- WHAT TO DO
Please return the listing below exactly, without any of its pictures.

- INFORMATION SHOWN
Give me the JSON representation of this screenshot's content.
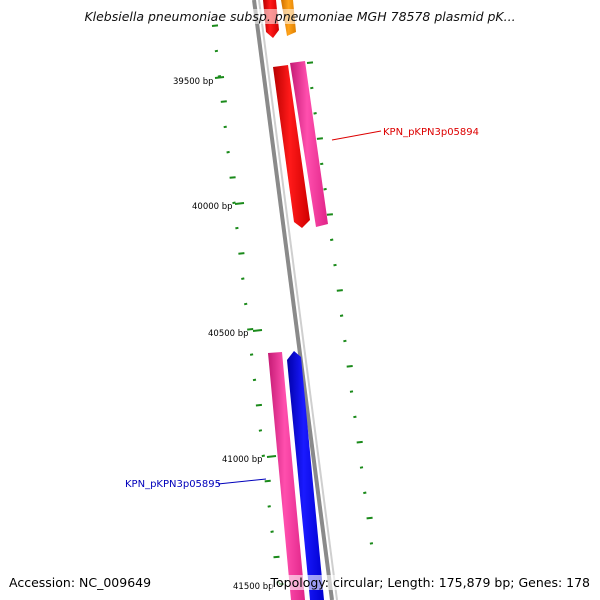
{
  "title": "Klebsiella pneumoniae subsp. pneumoniae MGH 78578 plasmid pK...",
  "footer": {
    "accession": "Accession: NC_009649",
    "info": "Topology: circular; Length: 175,879 bp; Genes: 178"
  },
  "ticks": [
    {
      "label": "39500 bp"
    },
    {
      "label": "40000 bp"
    },
    {
      "label": "40500 bp"
    },
    {
      "label": "41000 bp"
    },
    {
      "label": "41500 bp"
    }
  ],
  "gene_labels": [
    {
      "label": "KPN_pKPN3p05894",
      "color": "#dd0000"
    },
    {
      "label": "KPN_pKPN3p05895",
      "color": "#0000bb"
    }
  ],
  "colors": {
    "backbone": "#8a8a8a",
    "gc_marks": "#1a8a1a",
    "red": "#ff0000",
    "pink": "#ff3399",
    "blue": "#0000ff",
    "orange": "#ff9900"
  }
}
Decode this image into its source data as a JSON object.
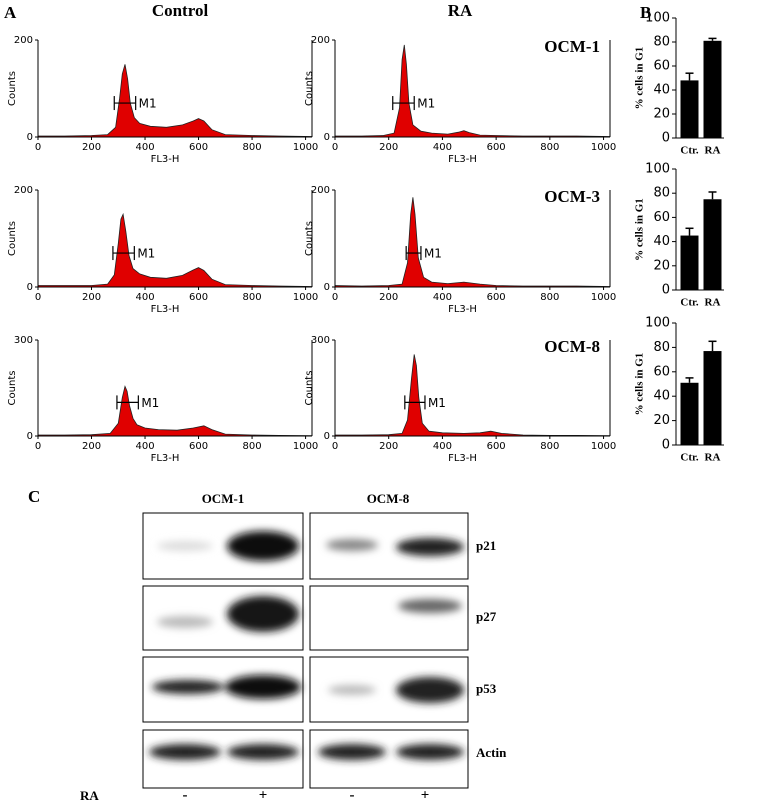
{
  "panel_labels": {
    "a": "A",
    "b": "B",
    "c": "C"
  },
  "column_titles": [
    "Control",
    "RA"
  ],
  "chart_data": [
    {
      "type": "area",
      "color": "#e00000",
      "x": [
        0,
        100,
        200,
        260,
        290,
        305,
        315,
        325,
        335,
        345,
        360,
        380,
        420,
        480,
        540,
        580,
        600,
        620,
        650,
        700,
        800,
        900,
        1023
      ],
      "y": [
        2,
        2,
        3,
        5,
        20,
        80,
        130,
        150,
        120,
        70,
        40,
        28,
        22,
        20,
        25,
        33,
        38,
        33,
        15,
        5,
        3,
        2,
        1
      ],
      "xlim": [
        0,
        1024
      ],
      "ylim": [
        0,
        200
      ],
      "xticks": [
        0,
        200,
        400,
        600,
        800,
        1000
      ],
      "yticks": [
        0,
        200
      ],
      "xlabel": "FL3-H",
      "ylabel": "Counts",
      "gate": [
        285,
        365
      ],
      "gate_label": "M1"
    },
    {
      "type": "area",
      "color": "#e00000",
      "x": [
        0,
        100,
        180,
        220,
        240,
        250,
        258,
        266,
        275,
        290,
        320,
        360,
        420,
        460,
        480,
        500,
        540,
        600,
        700,
        800,
        900,
        1023
      ],
      "y": [
        2,
        2,
        3,
        8,
        60,
        160,
        190,
        150,
        70,
        25,
        12,
        8,
        6,
        10,
        13,
        9,
        4,
        3,
        2,
        2,
        2,
        1
      ],
      "xlim": [
        0,
        1024
      ],
      "ylim": [
        0,
        200
      ],
      "xticks": [
        0,
        200,
        400,
        600,
        800,
        1000
      ],
      "yticks": [
        0,
        200
      ],
      "xlabel": "FL3-H",
      "ylabel": "Counts",
      "gate": [
        215,
        295
      ],
      "gate_label": "M1",
      "annotation": "OCM-1"
    },
    {
      "type": "area",
      "color": "#e00000",
      "x": [
        0,
        100,
        200,
        260,
        285,
        300,
        310,
        318,
        328,
        340,
        355,
        380,
        420,
        480,
        540,
        580,
        600,
        620,
        650,
        700,
        800,
        900,
        1023
      ],
      "y": [
        3,
        3,
        3,
        6,
        25,
        90,
        140,
        150,
        115,
        65,
        38,
        27,
        20,
        18,
        24,
        35,
        40,
        34,
        16,
        5,
        3,
        2,
        1
      ],
      "xlim": [
        0,
        1024
      ],
      "ylim": [
        0,
        200
      ],
      "xticks": [
        0,
        200,
        400,
        600,
        800,
        1000
      ],
      "yticks": [
        0,
        200
      ],
      "xlabel": "FL3-H",
      "ylabel": "Counts",
      "gate": [
        280,
        360
      ],
      "gate_label": "M1"
    },
    {
      "type": "area",
      "color": "#e00000",
      "x": [
        0,
        100,
        200,
        250,
        270,
        282,
        290,
        298,
        310,
        330,
        360,
        420,
        480,
        540,
        600,
        700,
        800,
        900,
        1023
      ],
      "y": [
        3,
        2,
        3,
        6,
        50,
        150,
        185,
        150,
        60,
        20,
        10,
        7,
        10,
        6,
        3,
        2,
        2,
        2,
        1
      ],
      "xlim": [
        0,
        1024
      ],
      "ylim": [
        0,
        200
      ],
      "xticks": [
        0,
        200,
        400,
        600,
        800,
        1000
      ],
      "yticks": [
        0,
        200
      ],
      "xlabel": "FL3-H",
      "ylabel": "Counts",
      "gate": [
        265,
        320
      ],
      "gate_label": "M1",
      "annotation": "OCM-3"
    },
    {
      "type": "area",
      "color": "#e00000",
      "x": [
        0,
        100,
        200,
        270,
        300,
        315,
        325,
        333,
        342,
        355,
        370,
        400,
        450,
        520,
        580,
        620,
        650,
        700,
        800,
        900,
        1023
      ],
      "y": [
        3,
        3,
        4,
        8,
        40,
        120,
        155,
        140,
        95,
        55,
        35,
        25,
        20,
        18,
        25,
        32,
        20,
        6,
        3,
        2,
        1
      ],
      "xlim": [
        0,
        1024
      ],
      "ylim": [
        0,
        300
      ],
      "xticks": [
        0,
        200,
        400,
        600,
        800,
        1000
      ],
      "yticks": [
        0,
        300
      ],
      "xlabel": "FL3-H",
      "ylabel": "Counts",
      "gate": [
        295,
        375
      ],
      "gate_label": "M1"
    },
    {
      "type": "area",
      "color": "#e00000",
      "x": [
        0,
        100,
        200,
        250,
        270,
        285,
        295,
        303,
        312,
        325,
        350,
        400,
        480,
        540,
        580,
        620,
        700,
        800,
        900,
        1023
      ],
      "y": [
        3,
        3,
        4,
        8,
        50,
        180,
        255,
        220,
        120,
        40,
        15,
        10,
        8,
        10,
        15,
        8,
        3,
        2,
        2,
        1
      ],
      "xlim": [
        0,
        1024
      ],
      "ylim": [
        0,
        300
      ],
      "xticks": [
        0,
        200,
        400,
        600,
        800,
        1000
      ],
      "yticks": [
        0,
        300
      ],
      "xlabel": "FL3-H",
      "ylabel": "Counts",
      "gate": [
        260,
        335
      ],
      "gate_label": "M1",
      "annotation": "OCM-8"
    },
    {
      "type": "bar",
      "color": "#000000",
      "categories": [
        "Ctr.",
        "RA"
      ],
      "values": [
        48,
        81
      ],
      "errors": [
        6,
        2
      ],
      "ylim": [
        0,
        100
      ],
      "yticks": [
        0,
        20,
        40,
        60,
        80,
        100
      ],
      "ylabel": "% cells in G1"
    },
    {
      "type": "bar",
      "color": "#000000",
      "categories": [
        "Ctr.",
        "RA"
      ],
      "values": [
        45,
        75
      ],
      "errors": [
        6,
        6
      ],
      "ylim": [
        0,
        100
      ],
      "yticks": [
        0,
        20,
        40,
        60,
        80,
        100
      ],
      "ylabel": "% cells in G1"
    },
    {
      "type": "bar",
      "color": "#000000",
      "categories": [
        "Ctr.",
        "RA"
      ],
      "values": [
        51,
        77
      ],
      "errors": [
        4,
        8
      ],
      "ylim": [
        0,
        100
      ],
      "yticks": [
        0,
        20,
        40,
        60,
        80,
        100
      ],
      "ylabel": "% cells in G1"
    }
  ],
  "blot": {
    "cell_lines": [
      "OCM-1",
      "OCM-8"
    ],
    "proteins": [
      "p21",
      "p27",
      "p53",
      "Actin"
    ],
    "treatment_label": "RA",
    "lanes": [
      "-",
      "+",
      "-",
      "+"
    ]
  }
}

- ANSWER TO THE PROBLEM
Give me the JSON representation of this screenshot's content.
{
  "title": "Klebsiella pneumoniae subsp. pneumoniae MGH 78578 plasmid pK...",
  "footer": {
    "accession": "Accession: NC_009649",
    "info": "Topology: circular; Length: 175,879 bp; Genes: 178"
  },
  "ticks": [
    {
      "label": "39500 bp"
    },
    {
      "label": "40000 bp"
    },
    {
      "label": "40500 bp"
    },
    {
      "label": "41000 bp"
    },
    {
      "label": "41500 bp"
    }
  ],
  "gene_labels": [
    {
      "label": "KPN_pKPN3p05894",
      "color": "#dd0000"
    },
    {
      "label": "KPN_pKPN3p05895",
      "color": "#0000bb"
    }
  ],
  "colors": {
    "backbone": "#8a8a8a",
    "gc_marks": "#1a8a1a",
    "red": "#ff0000",
    "pink": "#ff3399",
    "blue": "#0000ff",
    "orange": "#ff9900"
  }
}
Decode this image into its source data as a JSON object.
{
  "panel_labels": {
    "a": "A",
    "b": "B",
    "c": "C"
  },
  "column_titles": [
    "Control",
    "RA"
  ],
  "chart_data": [
    {
      "type": "area",
      "color": "#e00000",
      "x": [
        0,
        100,
        200,
        260,
        290,
        305,
        315,
        325,
        335,
        345,
        360,
        380,
        420,
        480,
        540,
        580,
        600,
        620,
        650,
        700,
        800,
        900,
        1023
      ],
      "y": [
        2,
        2,
        3,
        5,
        20,
        80,
        130,
        150,
        120,
        70,
        40,
        28,
        22,
        20,
        25,
        33,
        38,
        33,
        15,
        5,
        3,
        2,
        1
      ],
      "xlim": [
        0,
        1024
      ],
      "ylim": [
        0,
        200
      ],
      "xticks": [
        0,
        200,
        400,
        600,
        800,
        1000
      ],
      "yticks": [
        0,
        200
      ],
      "xlabel": "FL3-H",
      "ylabel": "Counts",
      "gate": [
        285,
        365
      ],
      "gate_label": "M1"
    },
    {
      "type": "area",
      "color": "#e00000",
      "x": [
        0,
        100,
        180,
        220,
        240,
        250,
        258,
        266,
        275,
        290,
        320,
        360,
        420,
        460,
        480,
        500,
        540,
        600,
        700,
        800,
        900,
        1023
      ],
      "y": [
        2,
        2,
        3,
        8,
        60,
        160,
        190,
        150,
        70,
        25,
        12,
        8,
        6,
        10,
        13,
        9,
        4,
        3,
        2,
        2,
        2,
        1
      ],
      "xlim": [
        0,
        1024
      ],
      "ylim": [
        0,
        200
      ],
      "xticks": [
        0,
        200,
        400,
        600,
        800,
        1000
      ],
      "yticks": [
        0,
        200
      ],
      "xlabel": "FL3-H",
      "ylabel": "Counts",
      "gate": [
        215,
        295
      ],
      "gate_label": "M1",
      "annotation": "OCM-1"
    },
    {
      "type": "area",
      "color": "#e00000",
      "x": [
        0,
        100,
        200,
        260,
        285,
        300,
        310,
        318,
        328,
        340,
        355,
        380,
        420,
        480,
        540,
        580,
        600,
        620,
        650,
        700,
        800,
        900,
        1023
      ],
      "y": [
        3,
        3,
        3,
        6,
        25,
        90,
        140,
        150,
        115,
        65,
        38,
        27,
        20,
        18,
        24,
        35,
        40,
        34,
        16,
        5,
        3,
        2,
        1
      ],
      "xlim": [
        0,
        1024
      ],
      "ylim": [
        0,
        200
      ],
      "xticks": [
        0,
        200,
        400,
        600,
        800,
        1000
      ],
      "yticks": [
        0,
        200
      ],
      "xlabel": "FL3-H",
      "ylabel": "Counts",
      "gate": [
        280,
        360
      ],
      "gate_label": "M1"
    },
    {
      "type": "area",
      "color": "#e00000",
      "x": [
        0,
        100,
        200,
        250,
        270,
        282,
        290,
        298,
        310,
        330,
        360,
        420,
        480,
        540,
        600,
        700,
        800,
        900,
        1023
      ],
      "y": [
        3,
        2,
        3,
        6,
        50,
        150,
        185,
        150,
        60,
        20,
        10,
        7,
        10,
        6,
        3,
        2,
        2,
        2,
        1
      ],
      "xlim": [
        0,
        1024
      ],
      "ylim": [
        0,
        200
      ],
      "xticks": [
        0,
        200,
        400,
        600,
        800,
        1000
      ],
      "yticks": [
        0,
        200
      ],
      "xlabel": "FL3-H",
      "ylabel": "Counts",
      "gate": [
        265,
        320
      ],
      "gate_label": "M1",
      "annotation": "OCM-3"
    },
    {
      "type": "area",
      "color": "#e00000",
      "x": [
        0,
        100,
        200,
        270,
        300,
        315,
        325,
        333,
        342,
        355,
        370,
        400,
        450,
        520,
        580,
        620,
        650,
        700,
        800,
        900,
        1023
      ],
      "y": [
        3,
        3,
        4,
        8,
        40,
        120,
        155,
        140,
        95,
        55,
        35,
        25,
        20,
        18,
        25,
        32,
        20,
        6,
        3,
        2,
        1
      ],
      "xlim": [
        0,
        1024
      ],
      "ylim": [
        0,
        300
      ],
      "xticks": [
        0,
        200,
        400,
        600,
        800,
        1000
      ],
      "yticks": [
        0,
        300
      ],
      "xlabel": "FL3-H",
      "ylabel": "Counts",
      "gate": [
        295,
        375
      ],
      "gate_label": "M1"
    },
    {
      "type": "area",
      "color": "#e00000",
      "x": [
        0,
        100,
        200,
        250,
        270,
        285,
        295,
        303,
        312,
        325,
        350,
        400,
        480,
        540,
        580,
        620,
        700,
        800,
        900,
        1023
      ],
      "y": [
        3,
        3,
        4,
        8,
        50,
        180,
        255,
        220,
        120,
        40,
        15,
        10,
        8,
        10,
        15,
        8,
        3,
        2,
        2,
        1
      ],
      "xlim": [
        0,
        1024
      ],
      "ylim": [
        0,
        300
      ],
      "xticks": [
        0,
        200,
        400,
        600,
        800,
        1000
      ],
      "yticks": [
        0,
        300
      ],
      "xlabel": "FL3-H",
      "ylabel": "Counts",
      "gate": [
        260,
        335
      ],
      "gate_label": "M1",
      "annotation": "OCM-8"
    },
    {
      "type": "bar",
      "color": "#000000",
      "categories": [
        "Ctr.",
        "RA"
      ],
      "values": [
        48,
        81
      ],
      "errors": [
        6,
        2
      ],
      "ylim": [
        0,
        100
      ],
      "yticks": [
        0,
        20,
        40,
        60,
        80,
        100
      ],
      "ylabel": "% cells in G1"
    },
    {
      "type": "bar",
      "color": "#000000",
      "categories": [
        "Ctr.",
        "RA"
      ],
      "values": [
        45,
        75
      ],
      "errors": [
        6,
        6
      ],
      "ylim": [
        0,
        100
      ],
      "yticks": [
        0,
        20,
        40,
        60,
        80,
        100
      ],
      "ylabel": "% cells in G1"
    },
    {
      "type": "bar",
      "color": "#000000",
      "categories": [
        "Ctr.",
        "RA"
      ],
      "values": [
        51,
        77
      ],
      "errors": [
        4,
        8
      ],
      "ylim": [
        0,
        100
      ],
      "yticks": [
        0,
        20,
        40,
        60,
        80,
        100
      ],
      "ylabel": "% cells in G1"
    }
  ],
  "blot": {
    "cell_lines": [
      "OCM-1",
      "OCM-8"
    ],
    "proteins": [
      "p21",
      "p27",
      "p53",
      "Actin"
    ],
    "treatment_label": "RA",
    "lanes": [
      "-",
      "+",
      "-",
      "+"
    ]
  }
}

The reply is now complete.